*** Records for the task
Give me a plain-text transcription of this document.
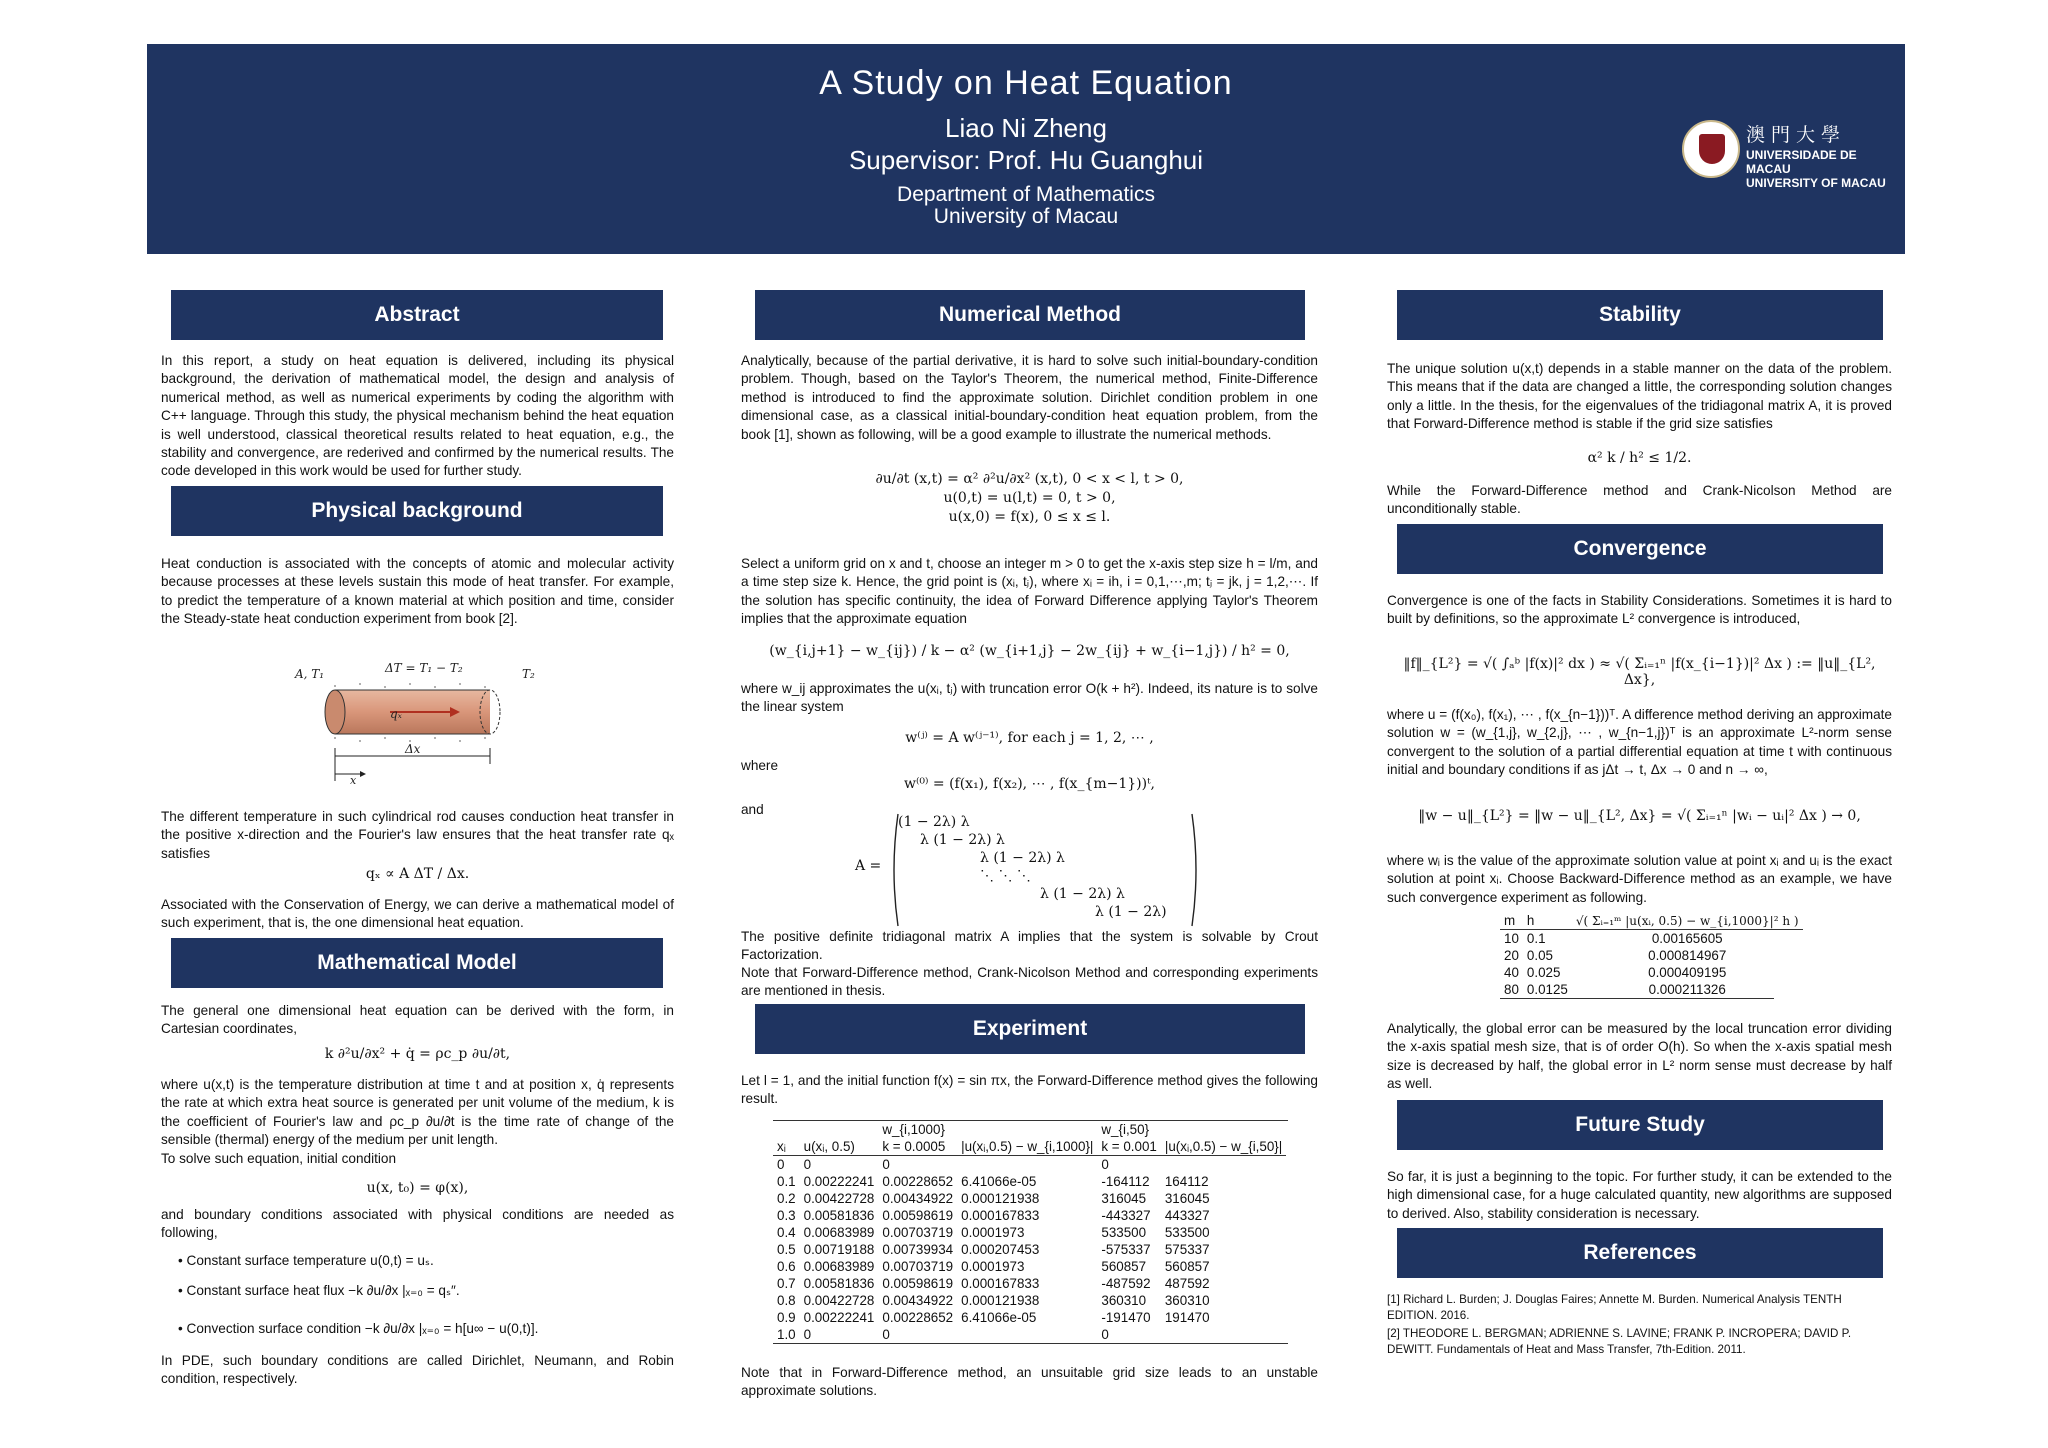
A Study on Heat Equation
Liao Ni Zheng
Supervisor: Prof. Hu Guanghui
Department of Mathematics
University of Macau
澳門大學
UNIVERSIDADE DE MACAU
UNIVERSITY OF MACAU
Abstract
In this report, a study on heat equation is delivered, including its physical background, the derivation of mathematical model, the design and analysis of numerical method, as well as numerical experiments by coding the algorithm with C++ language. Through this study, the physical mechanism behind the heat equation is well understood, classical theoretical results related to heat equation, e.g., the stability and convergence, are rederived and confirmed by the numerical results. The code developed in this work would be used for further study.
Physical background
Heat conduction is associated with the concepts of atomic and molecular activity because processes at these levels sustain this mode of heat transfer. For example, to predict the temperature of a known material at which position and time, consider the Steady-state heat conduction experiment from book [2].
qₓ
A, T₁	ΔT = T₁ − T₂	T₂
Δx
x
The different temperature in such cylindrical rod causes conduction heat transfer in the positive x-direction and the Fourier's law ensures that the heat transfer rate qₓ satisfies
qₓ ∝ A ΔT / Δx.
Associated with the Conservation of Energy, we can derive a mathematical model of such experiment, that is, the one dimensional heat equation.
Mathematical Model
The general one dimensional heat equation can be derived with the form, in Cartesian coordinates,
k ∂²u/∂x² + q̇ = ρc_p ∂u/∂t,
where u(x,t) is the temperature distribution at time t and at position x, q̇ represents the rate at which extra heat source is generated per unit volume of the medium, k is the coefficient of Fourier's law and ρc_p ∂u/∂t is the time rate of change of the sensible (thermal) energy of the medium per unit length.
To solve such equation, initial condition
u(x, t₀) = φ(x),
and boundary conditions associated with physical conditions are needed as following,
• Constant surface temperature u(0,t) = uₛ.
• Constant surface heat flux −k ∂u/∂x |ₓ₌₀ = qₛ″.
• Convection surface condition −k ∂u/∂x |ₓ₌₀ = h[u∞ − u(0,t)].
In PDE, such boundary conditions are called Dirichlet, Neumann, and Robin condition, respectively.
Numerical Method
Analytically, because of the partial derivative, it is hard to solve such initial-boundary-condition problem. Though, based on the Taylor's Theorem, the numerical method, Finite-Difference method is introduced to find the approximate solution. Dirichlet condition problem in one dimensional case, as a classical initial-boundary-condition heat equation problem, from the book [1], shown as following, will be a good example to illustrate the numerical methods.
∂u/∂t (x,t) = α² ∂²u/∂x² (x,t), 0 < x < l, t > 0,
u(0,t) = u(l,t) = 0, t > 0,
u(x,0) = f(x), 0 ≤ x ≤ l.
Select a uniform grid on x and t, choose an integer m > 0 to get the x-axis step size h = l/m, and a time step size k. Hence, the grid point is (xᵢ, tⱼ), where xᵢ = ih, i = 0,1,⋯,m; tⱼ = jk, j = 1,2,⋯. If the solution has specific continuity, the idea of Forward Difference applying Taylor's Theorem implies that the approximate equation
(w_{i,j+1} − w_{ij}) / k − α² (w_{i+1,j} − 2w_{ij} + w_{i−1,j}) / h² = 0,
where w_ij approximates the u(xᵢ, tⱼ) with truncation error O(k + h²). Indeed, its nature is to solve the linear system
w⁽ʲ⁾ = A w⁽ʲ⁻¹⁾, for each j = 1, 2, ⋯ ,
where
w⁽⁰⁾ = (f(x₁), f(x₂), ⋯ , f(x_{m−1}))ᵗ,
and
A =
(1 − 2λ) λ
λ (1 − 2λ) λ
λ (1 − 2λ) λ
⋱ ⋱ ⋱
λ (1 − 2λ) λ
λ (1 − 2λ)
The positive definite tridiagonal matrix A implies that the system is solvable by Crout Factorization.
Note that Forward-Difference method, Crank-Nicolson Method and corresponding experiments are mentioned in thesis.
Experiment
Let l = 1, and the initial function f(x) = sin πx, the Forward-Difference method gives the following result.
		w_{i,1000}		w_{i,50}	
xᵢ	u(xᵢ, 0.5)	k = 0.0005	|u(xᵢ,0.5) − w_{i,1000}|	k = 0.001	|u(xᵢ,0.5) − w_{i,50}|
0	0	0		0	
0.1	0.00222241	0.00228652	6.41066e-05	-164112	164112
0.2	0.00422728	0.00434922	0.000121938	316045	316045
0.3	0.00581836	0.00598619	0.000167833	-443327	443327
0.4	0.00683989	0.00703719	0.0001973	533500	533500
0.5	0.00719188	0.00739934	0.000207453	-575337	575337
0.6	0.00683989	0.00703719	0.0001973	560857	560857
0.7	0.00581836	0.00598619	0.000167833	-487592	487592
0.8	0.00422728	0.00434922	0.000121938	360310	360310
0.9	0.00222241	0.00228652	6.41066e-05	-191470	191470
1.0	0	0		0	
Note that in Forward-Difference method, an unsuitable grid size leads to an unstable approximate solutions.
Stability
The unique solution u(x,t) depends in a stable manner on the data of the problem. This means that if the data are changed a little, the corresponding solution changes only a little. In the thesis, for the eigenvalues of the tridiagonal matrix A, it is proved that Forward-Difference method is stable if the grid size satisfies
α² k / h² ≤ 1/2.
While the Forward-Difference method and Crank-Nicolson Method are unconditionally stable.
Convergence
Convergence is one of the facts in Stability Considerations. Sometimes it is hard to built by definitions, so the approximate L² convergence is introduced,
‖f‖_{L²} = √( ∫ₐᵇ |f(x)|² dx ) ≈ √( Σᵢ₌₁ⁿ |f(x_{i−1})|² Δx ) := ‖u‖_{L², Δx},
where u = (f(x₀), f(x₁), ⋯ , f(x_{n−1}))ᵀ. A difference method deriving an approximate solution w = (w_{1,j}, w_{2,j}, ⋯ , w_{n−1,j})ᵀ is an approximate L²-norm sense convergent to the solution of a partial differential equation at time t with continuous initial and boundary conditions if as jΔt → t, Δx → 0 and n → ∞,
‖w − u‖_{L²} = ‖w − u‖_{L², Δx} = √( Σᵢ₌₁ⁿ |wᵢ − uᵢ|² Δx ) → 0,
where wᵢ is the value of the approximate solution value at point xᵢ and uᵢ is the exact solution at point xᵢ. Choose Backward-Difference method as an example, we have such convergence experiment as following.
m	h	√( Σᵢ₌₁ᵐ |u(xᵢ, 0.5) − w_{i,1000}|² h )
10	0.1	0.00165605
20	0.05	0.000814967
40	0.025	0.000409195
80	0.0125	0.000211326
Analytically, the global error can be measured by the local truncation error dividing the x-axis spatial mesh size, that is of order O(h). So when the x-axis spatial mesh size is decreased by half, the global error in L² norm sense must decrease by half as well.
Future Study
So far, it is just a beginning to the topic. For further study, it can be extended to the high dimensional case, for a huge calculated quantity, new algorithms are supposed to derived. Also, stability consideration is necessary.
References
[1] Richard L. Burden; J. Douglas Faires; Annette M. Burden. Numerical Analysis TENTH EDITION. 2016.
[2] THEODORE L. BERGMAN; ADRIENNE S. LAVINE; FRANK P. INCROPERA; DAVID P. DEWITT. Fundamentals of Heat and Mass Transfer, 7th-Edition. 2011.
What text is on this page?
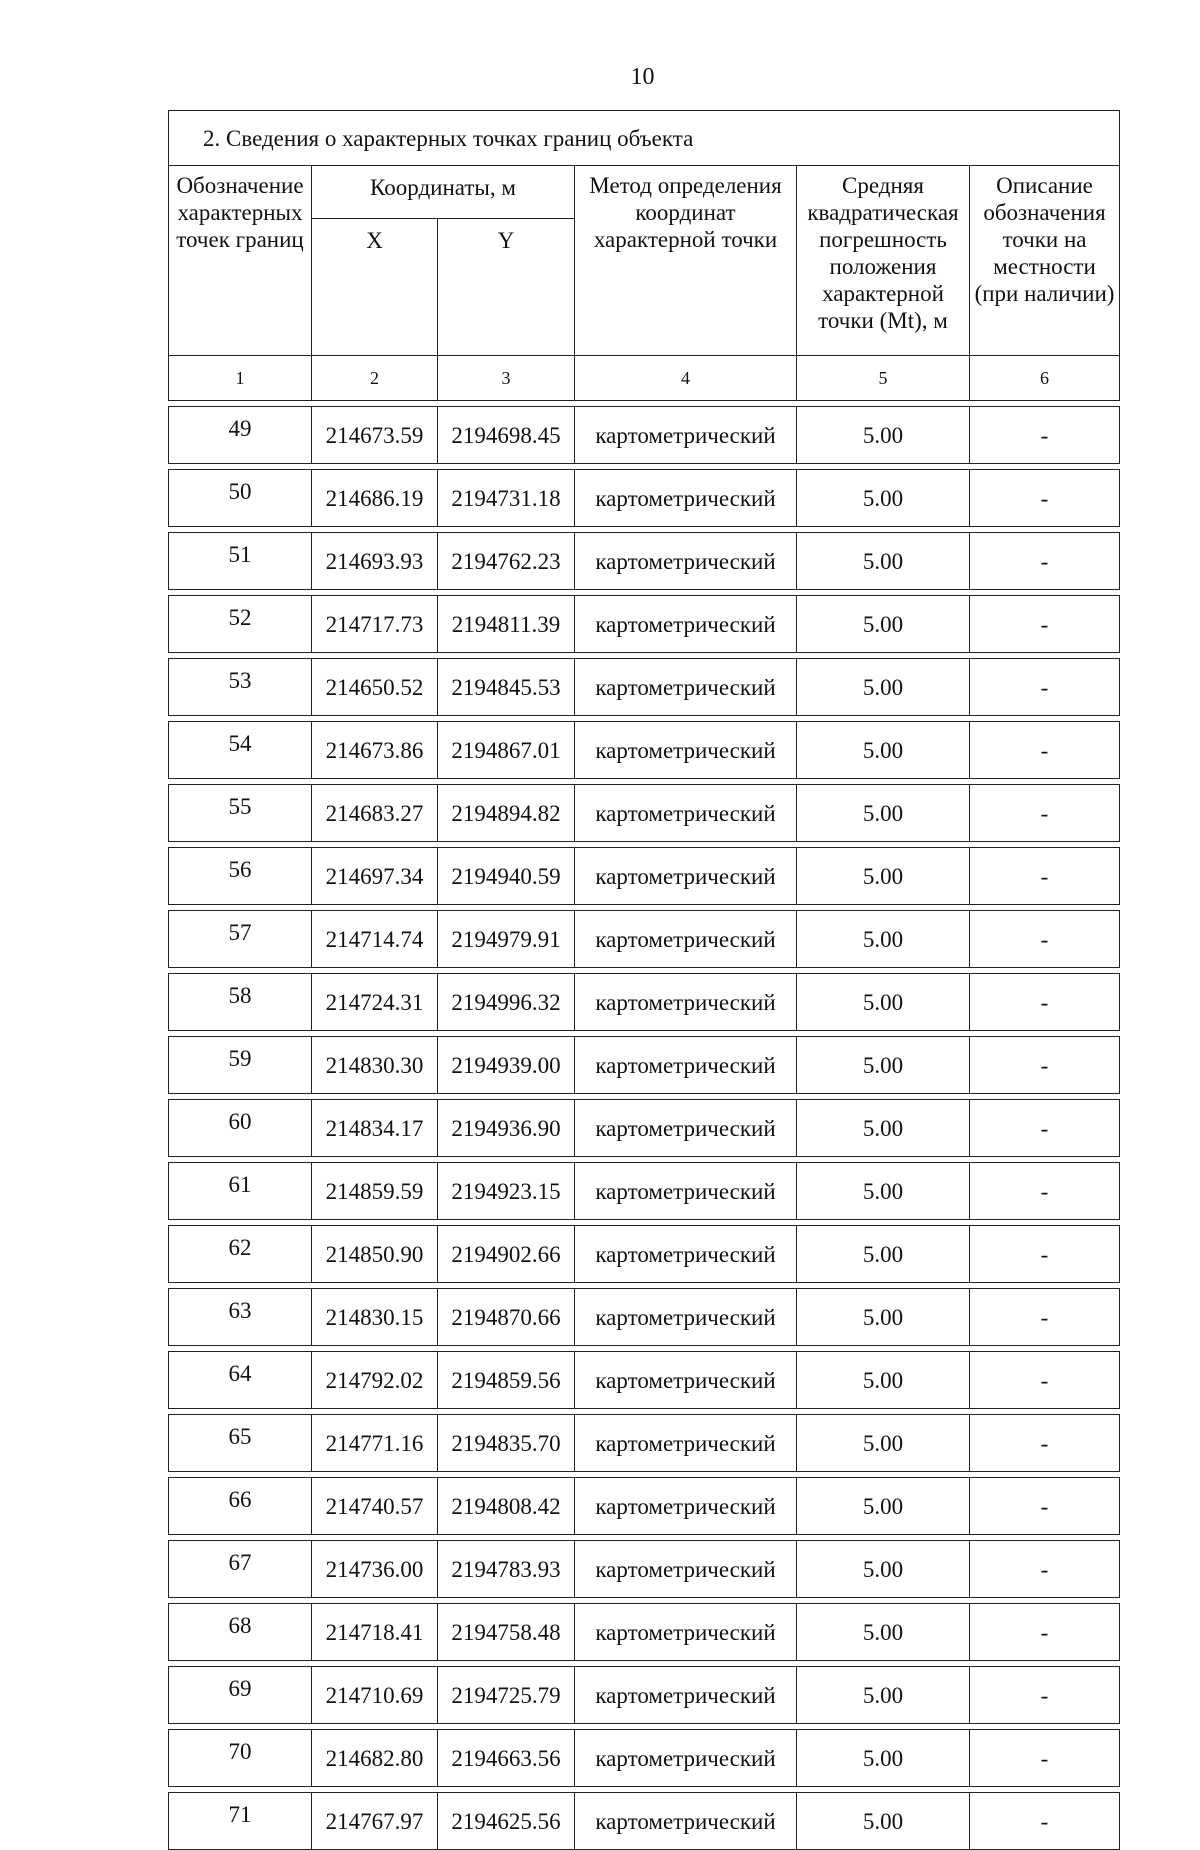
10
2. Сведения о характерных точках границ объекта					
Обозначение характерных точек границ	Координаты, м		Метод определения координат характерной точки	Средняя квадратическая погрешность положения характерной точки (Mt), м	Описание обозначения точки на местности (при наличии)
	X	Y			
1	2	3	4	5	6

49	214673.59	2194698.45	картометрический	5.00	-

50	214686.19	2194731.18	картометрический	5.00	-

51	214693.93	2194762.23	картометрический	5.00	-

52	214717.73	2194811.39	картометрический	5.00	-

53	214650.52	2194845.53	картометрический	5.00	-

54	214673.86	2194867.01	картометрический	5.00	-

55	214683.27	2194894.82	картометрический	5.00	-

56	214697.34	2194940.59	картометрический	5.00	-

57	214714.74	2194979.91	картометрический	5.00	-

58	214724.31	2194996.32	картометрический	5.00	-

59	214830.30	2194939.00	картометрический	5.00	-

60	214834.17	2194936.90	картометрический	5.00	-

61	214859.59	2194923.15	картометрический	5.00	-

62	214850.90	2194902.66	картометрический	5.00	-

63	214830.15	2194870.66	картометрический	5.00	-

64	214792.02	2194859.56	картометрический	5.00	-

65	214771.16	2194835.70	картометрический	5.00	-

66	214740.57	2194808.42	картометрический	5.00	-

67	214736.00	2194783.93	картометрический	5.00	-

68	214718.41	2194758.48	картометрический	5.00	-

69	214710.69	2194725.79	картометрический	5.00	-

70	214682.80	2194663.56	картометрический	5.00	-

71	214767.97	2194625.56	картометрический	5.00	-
******
§ **Directive**: Look through the entries above and report each line where the string "характерных" occurs.

§ **The response**:
2. Сведения о характерных точках границ объекта					
Обозначение характерных точек границ	Координаты, м		Метод определения координат характерной точки	Средняя квадратическая погрешность положения характерной точки (Mt), м	Описание обозначения точки на местности (при наличии)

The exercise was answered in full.